[start ENTRIES]
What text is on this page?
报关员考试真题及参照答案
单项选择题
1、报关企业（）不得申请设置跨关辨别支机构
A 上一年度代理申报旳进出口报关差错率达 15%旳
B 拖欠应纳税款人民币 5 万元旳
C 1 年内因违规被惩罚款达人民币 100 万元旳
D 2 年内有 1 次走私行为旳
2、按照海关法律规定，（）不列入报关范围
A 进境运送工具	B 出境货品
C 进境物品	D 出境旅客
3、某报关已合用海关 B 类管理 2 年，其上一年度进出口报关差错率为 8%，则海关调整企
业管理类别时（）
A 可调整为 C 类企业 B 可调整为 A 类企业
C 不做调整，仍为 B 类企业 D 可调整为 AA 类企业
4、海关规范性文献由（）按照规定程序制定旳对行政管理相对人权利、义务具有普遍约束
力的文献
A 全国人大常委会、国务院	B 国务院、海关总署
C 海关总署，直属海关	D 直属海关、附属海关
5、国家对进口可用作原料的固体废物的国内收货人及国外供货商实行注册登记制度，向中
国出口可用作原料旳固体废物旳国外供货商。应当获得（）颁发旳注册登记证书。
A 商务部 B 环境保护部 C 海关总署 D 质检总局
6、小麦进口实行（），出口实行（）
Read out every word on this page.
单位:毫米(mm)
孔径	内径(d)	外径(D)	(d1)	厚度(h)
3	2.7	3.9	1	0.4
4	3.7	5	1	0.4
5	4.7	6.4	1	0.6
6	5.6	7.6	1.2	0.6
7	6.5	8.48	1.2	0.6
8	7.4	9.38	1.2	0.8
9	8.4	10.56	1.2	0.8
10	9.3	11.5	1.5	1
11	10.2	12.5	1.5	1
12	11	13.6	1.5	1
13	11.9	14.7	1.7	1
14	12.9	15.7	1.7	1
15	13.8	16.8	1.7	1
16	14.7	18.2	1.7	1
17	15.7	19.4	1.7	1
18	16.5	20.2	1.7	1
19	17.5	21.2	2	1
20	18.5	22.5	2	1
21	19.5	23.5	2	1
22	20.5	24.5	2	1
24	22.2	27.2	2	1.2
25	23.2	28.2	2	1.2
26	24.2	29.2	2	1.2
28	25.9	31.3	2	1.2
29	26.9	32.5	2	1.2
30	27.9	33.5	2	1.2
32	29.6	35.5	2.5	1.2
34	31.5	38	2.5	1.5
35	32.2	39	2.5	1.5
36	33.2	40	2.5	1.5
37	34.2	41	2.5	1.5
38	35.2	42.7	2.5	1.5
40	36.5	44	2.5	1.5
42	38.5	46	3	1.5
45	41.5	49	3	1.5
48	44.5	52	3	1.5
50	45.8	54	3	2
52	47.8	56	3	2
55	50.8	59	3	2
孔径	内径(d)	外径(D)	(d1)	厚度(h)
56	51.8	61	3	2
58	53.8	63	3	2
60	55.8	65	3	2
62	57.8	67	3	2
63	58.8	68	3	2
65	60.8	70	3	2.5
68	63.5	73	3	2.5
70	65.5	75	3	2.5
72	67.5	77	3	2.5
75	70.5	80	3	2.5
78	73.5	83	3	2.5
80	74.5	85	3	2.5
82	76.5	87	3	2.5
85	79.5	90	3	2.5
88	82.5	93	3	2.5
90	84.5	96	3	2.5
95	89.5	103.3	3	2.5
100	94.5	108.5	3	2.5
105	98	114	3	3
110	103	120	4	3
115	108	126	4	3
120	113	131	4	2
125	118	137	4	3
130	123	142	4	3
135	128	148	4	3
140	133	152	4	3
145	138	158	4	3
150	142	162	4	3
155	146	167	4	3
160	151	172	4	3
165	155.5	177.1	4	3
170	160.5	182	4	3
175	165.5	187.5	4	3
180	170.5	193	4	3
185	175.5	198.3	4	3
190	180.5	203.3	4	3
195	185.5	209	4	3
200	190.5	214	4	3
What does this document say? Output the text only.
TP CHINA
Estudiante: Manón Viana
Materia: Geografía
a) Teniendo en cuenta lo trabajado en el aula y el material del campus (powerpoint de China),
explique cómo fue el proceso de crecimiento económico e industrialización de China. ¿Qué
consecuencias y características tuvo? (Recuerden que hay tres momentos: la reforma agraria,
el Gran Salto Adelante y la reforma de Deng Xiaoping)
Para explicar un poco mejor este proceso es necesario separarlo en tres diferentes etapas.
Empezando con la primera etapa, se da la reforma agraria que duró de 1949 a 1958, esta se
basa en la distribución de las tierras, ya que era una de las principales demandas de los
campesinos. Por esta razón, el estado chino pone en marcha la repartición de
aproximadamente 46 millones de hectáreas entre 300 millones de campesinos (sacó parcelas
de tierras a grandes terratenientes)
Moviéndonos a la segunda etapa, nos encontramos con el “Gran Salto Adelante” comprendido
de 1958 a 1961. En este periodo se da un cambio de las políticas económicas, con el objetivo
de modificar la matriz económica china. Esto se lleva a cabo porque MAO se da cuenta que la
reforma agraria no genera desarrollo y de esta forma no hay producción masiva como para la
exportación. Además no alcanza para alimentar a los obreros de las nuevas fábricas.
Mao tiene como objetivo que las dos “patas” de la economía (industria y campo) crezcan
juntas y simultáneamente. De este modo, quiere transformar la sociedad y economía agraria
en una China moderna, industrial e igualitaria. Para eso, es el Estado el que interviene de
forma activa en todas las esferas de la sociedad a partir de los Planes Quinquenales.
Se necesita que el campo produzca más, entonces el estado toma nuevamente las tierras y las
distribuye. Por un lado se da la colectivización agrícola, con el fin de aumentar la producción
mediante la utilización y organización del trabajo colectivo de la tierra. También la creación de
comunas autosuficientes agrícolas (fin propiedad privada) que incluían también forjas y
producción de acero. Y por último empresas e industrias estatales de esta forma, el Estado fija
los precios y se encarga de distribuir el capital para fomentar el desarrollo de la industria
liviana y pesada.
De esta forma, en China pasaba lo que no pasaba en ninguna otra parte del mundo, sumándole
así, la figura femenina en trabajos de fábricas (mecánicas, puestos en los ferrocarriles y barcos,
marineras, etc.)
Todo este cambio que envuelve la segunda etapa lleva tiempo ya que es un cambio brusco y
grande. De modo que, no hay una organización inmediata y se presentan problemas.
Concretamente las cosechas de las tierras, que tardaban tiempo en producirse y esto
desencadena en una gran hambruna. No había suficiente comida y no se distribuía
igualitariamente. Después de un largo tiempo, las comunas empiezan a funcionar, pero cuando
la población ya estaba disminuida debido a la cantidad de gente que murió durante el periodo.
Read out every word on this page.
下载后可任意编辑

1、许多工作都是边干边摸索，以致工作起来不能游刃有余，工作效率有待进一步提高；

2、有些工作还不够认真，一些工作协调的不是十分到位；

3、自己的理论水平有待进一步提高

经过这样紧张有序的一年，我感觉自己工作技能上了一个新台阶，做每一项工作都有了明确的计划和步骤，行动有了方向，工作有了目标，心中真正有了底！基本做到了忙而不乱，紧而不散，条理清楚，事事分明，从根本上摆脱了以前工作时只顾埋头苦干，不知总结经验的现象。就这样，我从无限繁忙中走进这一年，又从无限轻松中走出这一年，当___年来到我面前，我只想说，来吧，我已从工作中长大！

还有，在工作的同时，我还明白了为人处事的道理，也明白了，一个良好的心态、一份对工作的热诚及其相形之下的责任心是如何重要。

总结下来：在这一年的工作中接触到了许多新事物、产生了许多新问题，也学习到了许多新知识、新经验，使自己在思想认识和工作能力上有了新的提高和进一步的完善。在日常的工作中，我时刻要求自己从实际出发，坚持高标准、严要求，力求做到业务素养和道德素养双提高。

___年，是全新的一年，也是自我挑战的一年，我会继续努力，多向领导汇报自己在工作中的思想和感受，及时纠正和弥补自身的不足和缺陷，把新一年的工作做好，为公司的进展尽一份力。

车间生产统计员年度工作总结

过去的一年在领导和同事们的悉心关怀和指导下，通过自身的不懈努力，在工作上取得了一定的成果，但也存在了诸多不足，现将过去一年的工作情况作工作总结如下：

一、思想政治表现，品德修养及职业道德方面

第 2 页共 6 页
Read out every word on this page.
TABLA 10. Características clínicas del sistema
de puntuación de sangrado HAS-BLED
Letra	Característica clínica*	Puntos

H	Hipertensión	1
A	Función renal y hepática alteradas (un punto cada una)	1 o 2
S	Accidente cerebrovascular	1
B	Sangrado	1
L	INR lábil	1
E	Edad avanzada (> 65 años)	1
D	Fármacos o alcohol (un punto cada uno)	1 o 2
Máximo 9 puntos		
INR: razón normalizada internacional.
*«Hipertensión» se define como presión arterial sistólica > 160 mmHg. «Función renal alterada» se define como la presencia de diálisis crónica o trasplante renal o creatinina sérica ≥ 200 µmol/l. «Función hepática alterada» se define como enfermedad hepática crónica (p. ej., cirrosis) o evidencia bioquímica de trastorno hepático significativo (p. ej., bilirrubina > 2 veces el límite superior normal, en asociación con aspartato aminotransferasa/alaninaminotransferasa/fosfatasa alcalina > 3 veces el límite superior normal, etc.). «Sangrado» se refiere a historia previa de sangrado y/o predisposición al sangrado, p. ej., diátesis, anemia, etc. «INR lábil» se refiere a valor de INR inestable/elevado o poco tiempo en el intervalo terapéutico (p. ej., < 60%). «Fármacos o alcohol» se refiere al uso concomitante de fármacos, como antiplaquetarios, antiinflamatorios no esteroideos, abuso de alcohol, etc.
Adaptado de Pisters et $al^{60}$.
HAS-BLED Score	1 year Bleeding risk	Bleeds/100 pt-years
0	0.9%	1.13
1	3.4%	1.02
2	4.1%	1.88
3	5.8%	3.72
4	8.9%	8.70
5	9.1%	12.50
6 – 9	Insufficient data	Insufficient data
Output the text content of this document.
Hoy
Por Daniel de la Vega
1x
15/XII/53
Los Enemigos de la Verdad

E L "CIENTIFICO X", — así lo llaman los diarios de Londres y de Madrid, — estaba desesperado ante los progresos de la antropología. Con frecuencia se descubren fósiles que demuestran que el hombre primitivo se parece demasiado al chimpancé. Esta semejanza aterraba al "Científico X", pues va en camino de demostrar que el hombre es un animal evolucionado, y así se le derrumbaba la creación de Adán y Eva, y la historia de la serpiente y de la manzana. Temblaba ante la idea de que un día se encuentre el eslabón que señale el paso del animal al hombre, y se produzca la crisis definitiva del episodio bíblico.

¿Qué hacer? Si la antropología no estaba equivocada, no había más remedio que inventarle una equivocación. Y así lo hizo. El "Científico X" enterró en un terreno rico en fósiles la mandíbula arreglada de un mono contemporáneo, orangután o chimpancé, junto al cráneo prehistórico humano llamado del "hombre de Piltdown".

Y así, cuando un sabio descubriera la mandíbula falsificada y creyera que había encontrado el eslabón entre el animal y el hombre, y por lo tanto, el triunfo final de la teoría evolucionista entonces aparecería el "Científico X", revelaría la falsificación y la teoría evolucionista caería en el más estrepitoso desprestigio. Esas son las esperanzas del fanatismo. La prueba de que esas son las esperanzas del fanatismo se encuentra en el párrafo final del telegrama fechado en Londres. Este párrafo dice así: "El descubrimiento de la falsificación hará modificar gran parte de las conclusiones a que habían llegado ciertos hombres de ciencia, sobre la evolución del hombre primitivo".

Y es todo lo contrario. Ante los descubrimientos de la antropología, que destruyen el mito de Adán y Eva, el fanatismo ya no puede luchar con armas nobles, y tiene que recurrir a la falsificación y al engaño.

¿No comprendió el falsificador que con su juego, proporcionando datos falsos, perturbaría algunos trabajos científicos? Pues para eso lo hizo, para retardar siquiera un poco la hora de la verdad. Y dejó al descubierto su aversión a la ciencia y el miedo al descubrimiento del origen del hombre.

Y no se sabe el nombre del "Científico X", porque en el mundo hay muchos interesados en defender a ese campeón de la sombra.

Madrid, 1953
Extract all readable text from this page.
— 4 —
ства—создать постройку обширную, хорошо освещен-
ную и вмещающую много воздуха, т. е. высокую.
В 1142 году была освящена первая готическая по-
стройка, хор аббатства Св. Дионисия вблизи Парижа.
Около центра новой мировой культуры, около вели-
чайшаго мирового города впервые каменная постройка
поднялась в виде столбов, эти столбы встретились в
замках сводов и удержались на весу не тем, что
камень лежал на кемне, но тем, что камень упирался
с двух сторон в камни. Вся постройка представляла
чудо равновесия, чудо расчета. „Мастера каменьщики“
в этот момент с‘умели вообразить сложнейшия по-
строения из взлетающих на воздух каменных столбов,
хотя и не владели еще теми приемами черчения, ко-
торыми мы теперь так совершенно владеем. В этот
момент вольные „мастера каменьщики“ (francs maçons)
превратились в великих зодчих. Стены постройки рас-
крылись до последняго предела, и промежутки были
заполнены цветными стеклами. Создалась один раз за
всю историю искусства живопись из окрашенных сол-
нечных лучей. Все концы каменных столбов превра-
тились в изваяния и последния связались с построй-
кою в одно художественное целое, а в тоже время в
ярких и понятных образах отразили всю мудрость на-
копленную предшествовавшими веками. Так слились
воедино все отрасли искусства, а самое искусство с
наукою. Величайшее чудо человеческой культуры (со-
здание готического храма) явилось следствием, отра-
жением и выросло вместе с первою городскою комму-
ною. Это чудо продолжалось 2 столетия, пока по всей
[end ENTRIES]
• [WHAT THE EXERCISE ASKS] Copy every line in the listing above where the string "海关总署" turns up.

• [EXERCISE SOLUTION]
A 全国人大常委会、国务院	B 国务院、海关总署
C 海关总署，直属海关	D 直属海关、附属海关
A 商务部 B 环境保护部 C 海关总署 D 质检总局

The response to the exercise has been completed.